#### [Task details]
Begin with the line that contains "Transcribe the text in this document." and transcribe each line after it, up to and including the last line of the listing below.

#### [Extracted material]
## START

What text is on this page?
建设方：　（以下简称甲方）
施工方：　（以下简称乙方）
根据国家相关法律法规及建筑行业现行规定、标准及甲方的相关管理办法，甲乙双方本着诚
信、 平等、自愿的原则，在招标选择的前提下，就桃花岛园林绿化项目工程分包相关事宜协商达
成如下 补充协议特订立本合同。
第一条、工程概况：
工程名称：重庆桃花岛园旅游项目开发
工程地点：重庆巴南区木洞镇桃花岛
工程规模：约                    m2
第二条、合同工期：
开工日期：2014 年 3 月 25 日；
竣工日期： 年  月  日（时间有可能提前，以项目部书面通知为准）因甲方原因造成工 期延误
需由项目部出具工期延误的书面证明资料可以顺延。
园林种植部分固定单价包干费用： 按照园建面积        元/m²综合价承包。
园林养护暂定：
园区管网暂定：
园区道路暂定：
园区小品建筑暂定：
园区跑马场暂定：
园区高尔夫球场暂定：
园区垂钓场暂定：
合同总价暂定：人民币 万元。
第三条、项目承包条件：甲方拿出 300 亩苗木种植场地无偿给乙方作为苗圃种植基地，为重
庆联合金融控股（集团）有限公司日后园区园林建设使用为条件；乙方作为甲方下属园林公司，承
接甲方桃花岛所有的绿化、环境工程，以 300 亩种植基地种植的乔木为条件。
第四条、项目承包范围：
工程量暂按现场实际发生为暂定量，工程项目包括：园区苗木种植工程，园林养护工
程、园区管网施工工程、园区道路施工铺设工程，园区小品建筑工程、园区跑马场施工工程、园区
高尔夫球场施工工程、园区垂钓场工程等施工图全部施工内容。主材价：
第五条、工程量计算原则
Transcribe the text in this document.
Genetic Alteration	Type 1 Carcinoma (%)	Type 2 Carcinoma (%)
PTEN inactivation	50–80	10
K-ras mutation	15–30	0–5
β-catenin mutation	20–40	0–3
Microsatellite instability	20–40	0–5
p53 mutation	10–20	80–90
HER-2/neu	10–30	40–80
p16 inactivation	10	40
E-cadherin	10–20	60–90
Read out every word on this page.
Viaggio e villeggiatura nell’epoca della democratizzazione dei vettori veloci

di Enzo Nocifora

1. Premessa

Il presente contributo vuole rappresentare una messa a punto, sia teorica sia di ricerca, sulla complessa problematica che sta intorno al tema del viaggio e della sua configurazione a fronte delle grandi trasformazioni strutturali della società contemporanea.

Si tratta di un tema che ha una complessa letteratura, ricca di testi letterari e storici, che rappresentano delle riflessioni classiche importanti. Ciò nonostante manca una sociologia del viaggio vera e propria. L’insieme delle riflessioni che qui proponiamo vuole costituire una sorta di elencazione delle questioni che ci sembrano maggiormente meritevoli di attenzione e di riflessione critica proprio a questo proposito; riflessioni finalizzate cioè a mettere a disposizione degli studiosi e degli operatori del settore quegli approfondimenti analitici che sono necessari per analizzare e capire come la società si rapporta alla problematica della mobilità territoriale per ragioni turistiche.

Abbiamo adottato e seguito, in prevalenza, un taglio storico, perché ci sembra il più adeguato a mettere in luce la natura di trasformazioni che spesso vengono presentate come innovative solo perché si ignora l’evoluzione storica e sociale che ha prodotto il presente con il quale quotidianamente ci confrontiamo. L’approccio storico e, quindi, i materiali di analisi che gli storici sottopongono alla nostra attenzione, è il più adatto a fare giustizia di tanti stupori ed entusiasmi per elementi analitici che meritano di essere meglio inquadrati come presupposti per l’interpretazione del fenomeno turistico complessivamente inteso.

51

## END

#### [Reply]
Transcribe the text in this document.
Genetic Alteration	Type 1 Carcinoma (%)	Type 2 Carcinoma (%)
PTEN inactivation	50–80	10
K-ras mutation	15–30	0–5
β-catenin mutation	20–40	0–3
Microsatellite instability	20–40	0–5
p53 mutation	10–20	80–90
HER-2/neu	10–30	40–80
p16 inactivation	10	40
E-cadherin	10–20	60–90
Read out every word on this page.
Viaggio e villeggiatura nell’epoca della democratizzazione dei vettori veloci

di Enzo Nocifora

1. Premessa

Il presente contributo vuole rappresentare una messa a punto, sia teorica sia di ricerca, sulla complessa problematica che sta intorno al tema del viaggio e della sua configurazione a fronte delle grandi trasformazioni strutturali della società contemporanea.

Si tratta di un tema che ha una complessa letteratura, ricca di testi letterari e storici, che rappresentano delle riflessioni classiche importanti. Ciò nonostante manca una sociologia del viaggio vera e propria. L’insieme delle riflessioni che qui proponiamo vuole costituire una sorta di elencazione delle questioni che ci sembrano maggiormente meritevoli di attenzione e di riflessione critica proprio a questo proposito; riflessioni finalizzate cioè a mettere a disposizione degli studiosi e degli operatori del settore quegli approfondimenti analitici che sono necessari per analizzare e capire come la società si rapporta alla problematica della mobilità territoriale per ragioni turistiche.

Abbiamo adottato e seguito, in prevalenza, un taglio storico, perché ci sembra il più adeguato a mettere in luce la natura di trasformazioni che spesso vengono presentate come innovative solo perché si ignora l’evoluzione storica e sociale che ha prodotto il presente con il quale quotidianamente ci confrontiamo. L’approccio storico e, quindi, i materiali di analisi che gli storici sottopongono alla nostra attenzione, è il più adatto a fare giustizia di tanti stupori ed entusiasmi per elementi analitici che meritano di essere meglio inquadrati come presupposti per l’interpretazione del fenomeno turistico complessivamente inteso.

51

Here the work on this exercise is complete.